§ Problem to solve
Give back the full listing verbatim, apart from its images.

§ Records supplied
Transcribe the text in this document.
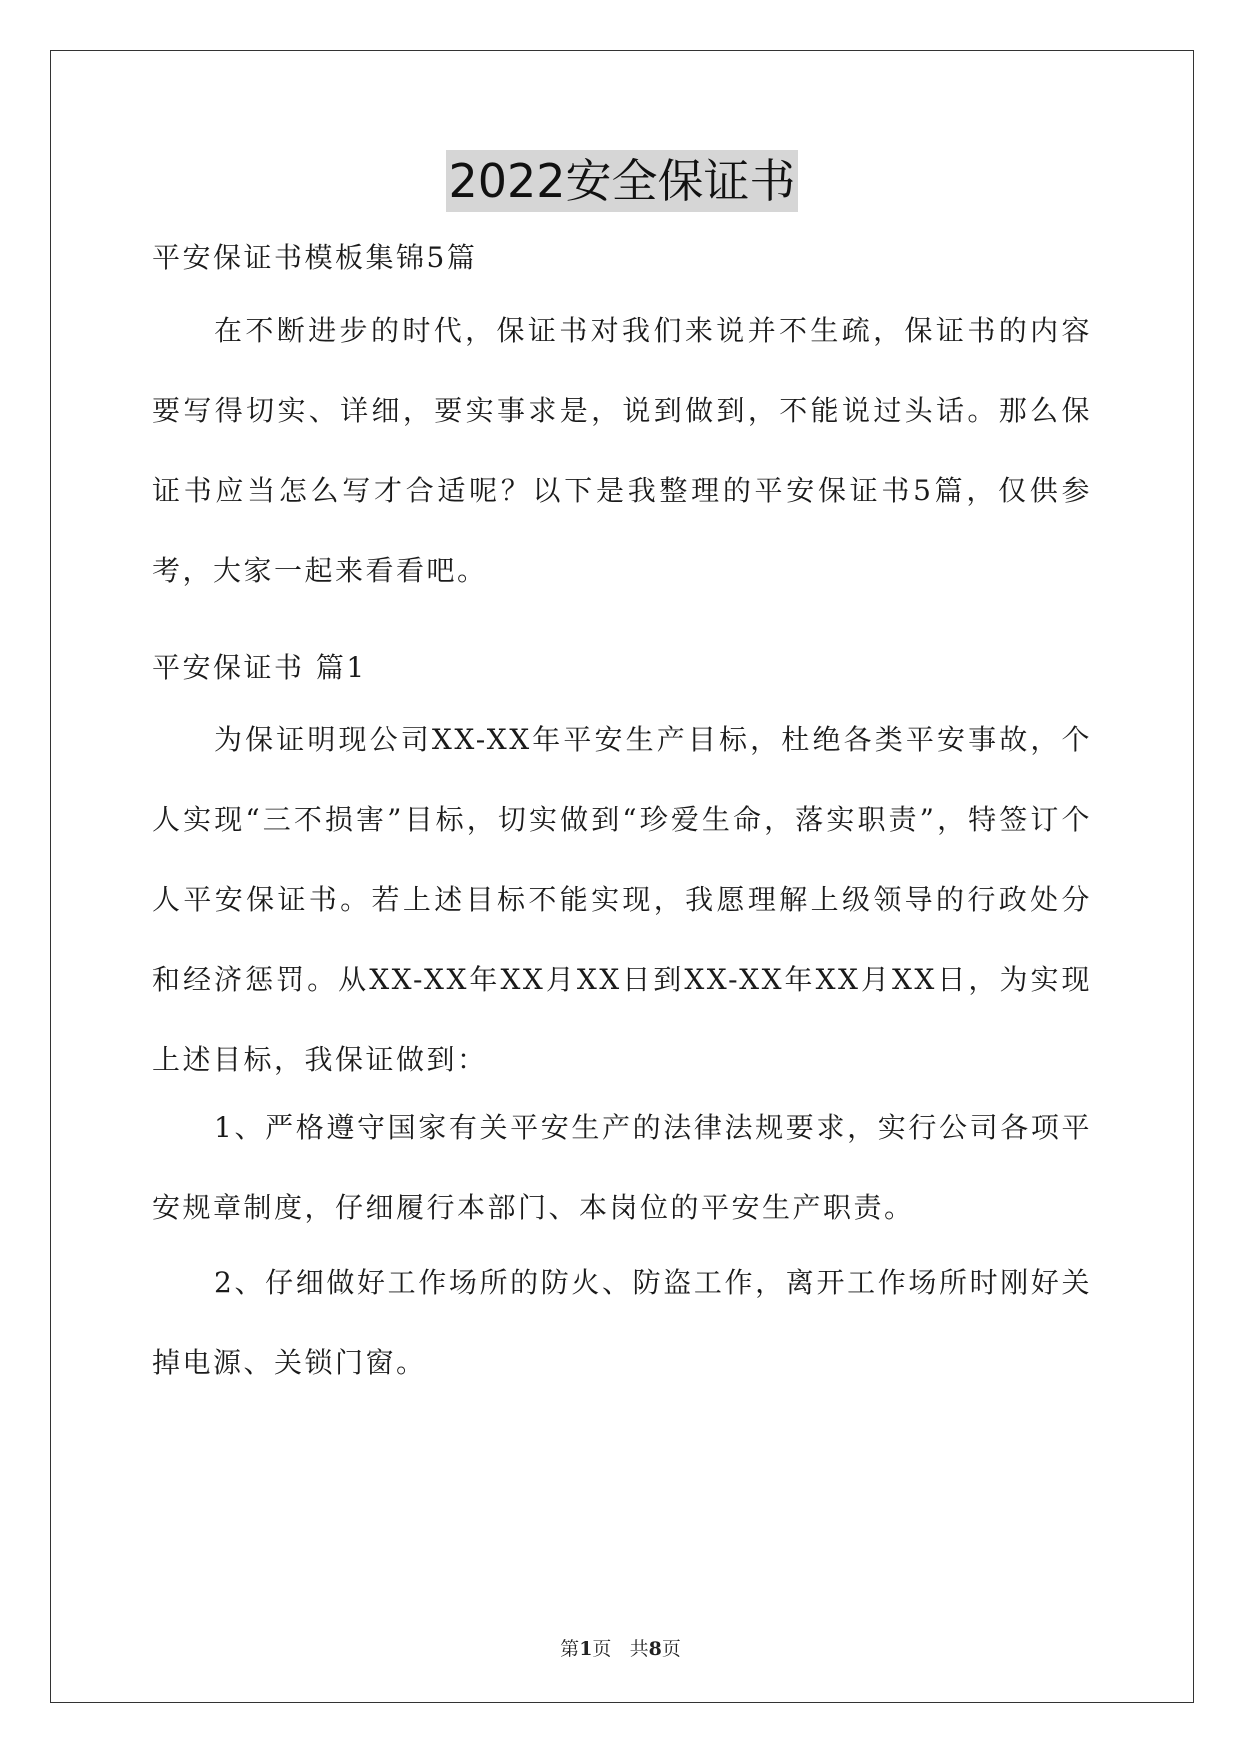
2022安全保证书

平安保证书模板集锦5篇

在不断进步的时代，保证书对我们来说并不生疏，保证书的内容要写得切实、详细，要实事求是，说到做到，不能说过头话。那么保证书应当怎么写才合适呢？以下是我整理的平安保证书5篇，仅供参考，大家一起来看看吧。

平安保证书 篇1

为保证明现公司XX-XX年平安生产目标，杜绝各类平安事故，个人实现“三不损害”目标，切实做到“珍爱生命，落实职责”，特签订个人平安保证书。若上述目标不能实现，我愿理解上级领导的行政处分和经济惩罚。从XX-XX年XX月XX日到XX-XX年XX月XX日，为实现上述目标，我保证做到：

1、严格遵守国家有关平安生产的法律法规要求，实行公司各项平安规章制度，仔细履行本部门、本岗位的平安生产职责。

2、仔细做好工作场所的防火、防盗工作，离开工作场所时刚好关掉电源、关锁门窗。

第1页 共8页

§ Result of the exercise
Transcribe the text in this document.
2022安全保证书

平安保证书模板集锦5篇

在不断进步的时代，保证书对我们来说并不生疏，保证书的内容要写得切实、详细，要实事求是，说到做到，不能说过头话。那么保证书应当怎么写才合适呢？以下是我整理的平安保证书5篇，仅供参考，大家一起来看看吧。

平安保证书 篇1

为保证明现公司XX-XX年平安生产目标，杜绝各类平安事故，个人实现“三不损害”目标，切实做到“珍爱生命，落实职责”，特签订个人平安保证书。若上述目标不能实现，我愿理解上级领导的行政处分和经济惩罚。从XX-XX年XX月XX日到XX-XX年XX月XX日，为实现上述目标，我保证做到：

1、严格遵守国家有关平安生产的法律法规要求，实行公司各项平安规章制度，仔细履行本部门、本岗位的平安生产职责。

2、仔细做好工作场所的防火、防盗工作，离开工作场所时刚好关掉电源、关锁门窗。

第1页 共8页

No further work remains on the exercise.